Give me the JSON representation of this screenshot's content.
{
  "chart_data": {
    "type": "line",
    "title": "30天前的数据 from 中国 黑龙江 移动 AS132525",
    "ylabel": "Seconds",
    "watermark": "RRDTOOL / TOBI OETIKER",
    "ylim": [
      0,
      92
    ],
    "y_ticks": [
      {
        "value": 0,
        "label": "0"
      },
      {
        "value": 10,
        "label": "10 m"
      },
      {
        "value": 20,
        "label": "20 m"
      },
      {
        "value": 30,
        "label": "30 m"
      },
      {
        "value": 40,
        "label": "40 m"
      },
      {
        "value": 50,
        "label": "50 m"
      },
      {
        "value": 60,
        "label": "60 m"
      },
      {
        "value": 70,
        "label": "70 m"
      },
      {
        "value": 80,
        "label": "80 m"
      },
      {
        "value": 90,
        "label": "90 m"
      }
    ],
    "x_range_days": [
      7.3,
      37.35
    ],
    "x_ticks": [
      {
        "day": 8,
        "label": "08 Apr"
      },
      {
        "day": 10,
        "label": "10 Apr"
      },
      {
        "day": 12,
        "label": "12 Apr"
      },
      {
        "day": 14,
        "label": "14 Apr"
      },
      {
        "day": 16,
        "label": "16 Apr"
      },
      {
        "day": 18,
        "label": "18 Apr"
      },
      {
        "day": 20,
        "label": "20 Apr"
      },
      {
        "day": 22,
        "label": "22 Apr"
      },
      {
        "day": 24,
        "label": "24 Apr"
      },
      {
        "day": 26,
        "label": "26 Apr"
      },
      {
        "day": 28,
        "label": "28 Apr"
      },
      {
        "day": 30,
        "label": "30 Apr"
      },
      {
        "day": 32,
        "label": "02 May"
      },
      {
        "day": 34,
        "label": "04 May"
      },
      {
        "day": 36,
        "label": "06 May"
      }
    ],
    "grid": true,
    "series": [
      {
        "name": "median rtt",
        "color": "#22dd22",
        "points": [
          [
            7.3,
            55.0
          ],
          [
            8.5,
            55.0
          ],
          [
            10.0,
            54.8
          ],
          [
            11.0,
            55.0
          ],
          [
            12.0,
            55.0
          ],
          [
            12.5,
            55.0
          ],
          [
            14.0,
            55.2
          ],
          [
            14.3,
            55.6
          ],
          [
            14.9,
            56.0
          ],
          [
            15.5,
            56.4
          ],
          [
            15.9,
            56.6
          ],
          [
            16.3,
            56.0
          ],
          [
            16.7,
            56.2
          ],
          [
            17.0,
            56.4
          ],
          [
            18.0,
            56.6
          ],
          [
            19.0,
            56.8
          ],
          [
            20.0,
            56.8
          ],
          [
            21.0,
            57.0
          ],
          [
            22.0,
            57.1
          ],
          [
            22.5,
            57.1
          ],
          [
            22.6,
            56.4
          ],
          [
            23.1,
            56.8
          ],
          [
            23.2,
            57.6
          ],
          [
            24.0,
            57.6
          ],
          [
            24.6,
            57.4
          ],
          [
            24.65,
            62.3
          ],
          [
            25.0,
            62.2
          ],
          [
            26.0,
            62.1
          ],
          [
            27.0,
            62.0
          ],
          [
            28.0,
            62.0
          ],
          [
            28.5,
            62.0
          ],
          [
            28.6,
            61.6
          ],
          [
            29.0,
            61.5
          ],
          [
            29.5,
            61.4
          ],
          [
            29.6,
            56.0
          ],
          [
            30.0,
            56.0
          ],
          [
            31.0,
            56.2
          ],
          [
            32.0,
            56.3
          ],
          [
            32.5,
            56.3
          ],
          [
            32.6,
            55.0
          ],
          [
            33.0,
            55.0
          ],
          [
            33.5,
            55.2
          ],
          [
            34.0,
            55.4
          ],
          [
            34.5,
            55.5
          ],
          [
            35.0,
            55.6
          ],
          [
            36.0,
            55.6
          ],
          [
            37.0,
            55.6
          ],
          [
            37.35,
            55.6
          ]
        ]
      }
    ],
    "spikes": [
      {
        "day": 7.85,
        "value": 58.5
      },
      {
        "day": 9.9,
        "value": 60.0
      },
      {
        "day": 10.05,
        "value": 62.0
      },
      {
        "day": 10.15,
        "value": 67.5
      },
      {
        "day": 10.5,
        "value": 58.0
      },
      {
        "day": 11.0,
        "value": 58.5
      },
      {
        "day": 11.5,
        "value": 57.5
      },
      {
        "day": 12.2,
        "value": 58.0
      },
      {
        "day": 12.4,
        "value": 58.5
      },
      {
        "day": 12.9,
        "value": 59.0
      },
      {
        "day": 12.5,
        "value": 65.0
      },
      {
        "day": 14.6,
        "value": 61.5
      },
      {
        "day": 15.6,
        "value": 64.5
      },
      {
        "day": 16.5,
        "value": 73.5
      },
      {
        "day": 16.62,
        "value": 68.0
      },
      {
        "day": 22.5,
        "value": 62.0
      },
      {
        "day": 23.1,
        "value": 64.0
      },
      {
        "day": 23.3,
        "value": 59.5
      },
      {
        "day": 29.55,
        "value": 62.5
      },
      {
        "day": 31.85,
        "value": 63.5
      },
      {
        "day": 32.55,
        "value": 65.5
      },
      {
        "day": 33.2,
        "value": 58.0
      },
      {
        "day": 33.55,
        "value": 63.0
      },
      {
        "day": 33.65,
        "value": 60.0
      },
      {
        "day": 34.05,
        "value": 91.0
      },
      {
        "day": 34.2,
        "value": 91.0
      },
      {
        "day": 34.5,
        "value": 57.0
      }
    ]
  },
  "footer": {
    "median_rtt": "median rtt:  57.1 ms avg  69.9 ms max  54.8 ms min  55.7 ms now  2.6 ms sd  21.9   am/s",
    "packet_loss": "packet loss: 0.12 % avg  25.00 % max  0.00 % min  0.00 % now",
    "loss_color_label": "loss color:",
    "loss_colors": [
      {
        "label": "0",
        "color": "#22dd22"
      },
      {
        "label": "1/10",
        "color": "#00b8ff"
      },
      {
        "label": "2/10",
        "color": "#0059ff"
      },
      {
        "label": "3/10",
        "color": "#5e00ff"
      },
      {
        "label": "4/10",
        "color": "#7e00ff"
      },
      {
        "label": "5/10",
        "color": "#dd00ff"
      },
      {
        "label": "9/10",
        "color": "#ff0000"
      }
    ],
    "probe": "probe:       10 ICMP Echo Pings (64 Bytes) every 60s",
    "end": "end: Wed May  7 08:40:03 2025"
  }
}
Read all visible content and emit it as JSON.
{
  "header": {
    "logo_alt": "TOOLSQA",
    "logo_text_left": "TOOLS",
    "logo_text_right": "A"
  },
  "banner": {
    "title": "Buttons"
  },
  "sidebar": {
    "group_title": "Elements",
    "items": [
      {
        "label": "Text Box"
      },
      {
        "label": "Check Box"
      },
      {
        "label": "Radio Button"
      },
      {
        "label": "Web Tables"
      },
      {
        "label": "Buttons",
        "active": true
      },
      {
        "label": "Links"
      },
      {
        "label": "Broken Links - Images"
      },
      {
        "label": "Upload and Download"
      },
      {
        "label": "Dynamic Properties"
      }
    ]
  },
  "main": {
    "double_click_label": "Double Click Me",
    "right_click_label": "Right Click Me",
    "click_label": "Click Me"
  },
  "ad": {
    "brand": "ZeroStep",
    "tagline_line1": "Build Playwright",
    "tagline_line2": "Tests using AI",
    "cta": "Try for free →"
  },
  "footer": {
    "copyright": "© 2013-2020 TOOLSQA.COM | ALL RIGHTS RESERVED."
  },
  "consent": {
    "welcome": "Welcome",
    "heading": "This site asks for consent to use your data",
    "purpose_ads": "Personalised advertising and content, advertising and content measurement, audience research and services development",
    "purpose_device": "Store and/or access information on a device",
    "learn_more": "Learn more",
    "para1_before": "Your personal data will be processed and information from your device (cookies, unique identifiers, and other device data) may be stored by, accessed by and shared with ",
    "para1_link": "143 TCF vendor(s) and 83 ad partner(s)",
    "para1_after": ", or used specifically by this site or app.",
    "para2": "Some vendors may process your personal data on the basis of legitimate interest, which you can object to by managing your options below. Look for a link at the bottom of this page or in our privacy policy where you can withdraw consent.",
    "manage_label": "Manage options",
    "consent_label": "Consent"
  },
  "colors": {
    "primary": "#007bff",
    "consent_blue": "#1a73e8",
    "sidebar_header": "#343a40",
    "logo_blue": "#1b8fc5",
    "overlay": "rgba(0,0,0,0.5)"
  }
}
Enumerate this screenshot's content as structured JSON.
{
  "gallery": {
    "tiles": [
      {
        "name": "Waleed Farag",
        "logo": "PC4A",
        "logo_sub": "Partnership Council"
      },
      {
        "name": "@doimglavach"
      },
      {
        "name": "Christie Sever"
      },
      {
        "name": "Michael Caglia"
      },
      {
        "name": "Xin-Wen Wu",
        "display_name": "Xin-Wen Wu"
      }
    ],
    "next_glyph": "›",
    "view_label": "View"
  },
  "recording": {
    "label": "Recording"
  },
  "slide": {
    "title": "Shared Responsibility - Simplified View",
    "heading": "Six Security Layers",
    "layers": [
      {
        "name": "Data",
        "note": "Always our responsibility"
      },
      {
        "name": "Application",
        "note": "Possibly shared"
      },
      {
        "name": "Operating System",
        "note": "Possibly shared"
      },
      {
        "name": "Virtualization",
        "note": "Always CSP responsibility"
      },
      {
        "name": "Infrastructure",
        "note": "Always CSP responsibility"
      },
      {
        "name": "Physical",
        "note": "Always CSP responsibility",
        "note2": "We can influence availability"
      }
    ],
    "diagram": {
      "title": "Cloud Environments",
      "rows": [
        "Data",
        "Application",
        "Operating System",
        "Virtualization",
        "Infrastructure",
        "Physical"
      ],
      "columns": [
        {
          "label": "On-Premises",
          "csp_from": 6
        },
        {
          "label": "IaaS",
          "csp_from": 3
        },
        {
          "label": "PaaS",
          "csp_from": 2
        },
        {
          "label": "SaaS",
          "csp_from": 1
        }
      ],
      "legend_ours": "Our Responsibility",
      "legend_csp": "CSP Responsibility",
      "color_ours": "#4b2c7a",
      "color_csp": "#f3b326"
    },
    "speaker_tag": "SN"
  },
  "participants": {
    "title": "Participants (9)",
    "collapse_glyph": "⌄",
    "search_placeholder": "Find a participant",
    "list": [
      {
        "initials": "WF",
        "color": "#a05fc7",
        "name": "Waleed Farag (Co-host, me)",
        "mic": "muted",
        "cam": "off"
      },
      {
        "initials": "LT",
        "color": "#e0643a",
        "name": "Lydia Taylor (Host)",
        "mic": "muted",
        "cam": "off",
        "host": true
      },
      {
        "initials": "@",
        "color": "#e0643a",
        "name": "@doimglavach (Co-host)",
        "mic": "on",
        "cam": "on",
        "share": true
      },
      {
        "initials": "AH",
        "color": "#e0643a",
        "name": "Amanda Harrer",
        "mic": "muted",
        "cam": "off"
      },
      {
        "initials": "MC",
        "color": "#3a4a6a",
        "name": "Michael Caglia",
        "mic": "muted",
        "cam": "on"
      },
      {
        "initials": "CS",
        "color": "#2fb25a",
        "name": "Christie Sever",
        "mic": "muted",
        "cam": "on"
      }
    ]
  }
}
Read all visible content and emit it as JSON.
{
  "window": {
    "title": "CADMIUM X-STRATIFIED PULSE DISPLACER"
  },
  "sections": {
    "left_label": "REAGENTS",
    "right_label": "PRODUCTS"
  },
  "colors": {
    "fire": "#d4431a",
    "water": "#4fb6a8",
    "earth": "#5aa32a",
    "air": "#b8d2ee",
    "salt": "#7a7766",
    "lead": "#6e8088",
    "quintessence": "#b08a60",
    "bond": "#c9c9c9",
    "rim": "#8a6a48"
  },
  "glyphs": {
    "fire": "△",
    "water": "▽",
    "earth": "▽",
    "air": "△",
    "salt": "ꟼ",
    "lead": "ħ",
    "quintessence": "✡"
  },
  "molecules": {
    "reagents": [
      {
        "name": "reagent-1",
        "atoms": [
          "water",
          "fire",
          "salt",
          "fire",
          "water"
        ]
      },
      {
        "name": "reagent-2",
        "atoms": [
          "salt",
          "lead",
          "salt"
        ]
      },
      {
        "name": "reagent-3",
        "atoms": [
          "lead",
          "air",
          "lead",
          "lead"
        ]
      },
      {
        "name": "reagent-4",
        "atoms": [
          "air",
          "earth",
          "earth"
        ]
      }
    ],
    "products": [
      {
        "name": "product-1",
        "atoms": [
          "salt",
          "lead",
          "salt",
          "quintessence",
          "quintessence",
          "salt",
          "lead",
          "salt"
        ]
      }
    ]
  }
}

........

*WHAT TO PRODUCE:* Pick out and copy the lines of the entries that hold the string "Michael".

*FINISHED EXERCISE:*
        "name": "Michael Caglia"
        "name": "Michael Caglia",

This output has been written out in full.